===== Text passage

Judgeval Python SDK

Dataset

Dataset class for managing datasets of Examples and Traces in Judgeval

The Dataset class lets you create, retrieve, and manage reusable evaluation datasets that are visible on the Judgment platform.

from judgeval.dataset import Dataset
from judgeval.data import Example

dataset = Dataset.create(
  name="qa_dataset",
  project_name="default_project",
  examples=[Example(input="What is the powerhouse of the cell?", actual_output="The mitochondria.")]
)

dataset = Dataset.get(
  name="qa_dataset",
  project_name="default_project",
)

examples = []

example = Example(input="Sample question?", output="Sample answer.")

examples.append(example)

dataset.add_examples(examples=examples)

Static Method

Dataset.create()

Create a new evaluation dataset for storage and reuse across multiple evaluation runs.

This method will also save the dataset to the Judgment platform.

Dataset.create(
  name: str,
  project_name: str,
  examples: Optional[List[Example]] = None,
  traces: Optional[List[Trace]] = None,
  overwrite: bool = False
)

==========
===== Available data

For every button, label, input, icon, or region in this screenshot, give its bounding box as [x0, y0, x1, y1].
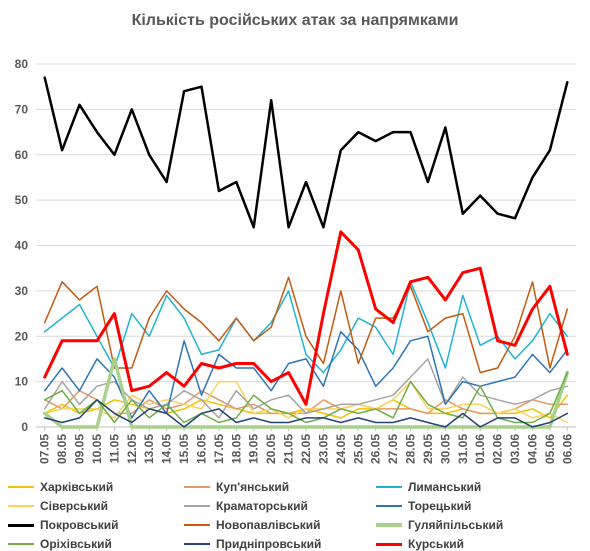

==========

In the Judgeval Dataset documentation, what else does Dataset.create() do besides creating a new evaluation dataset?

(Written response) It saves the dataset to the Judgment platform.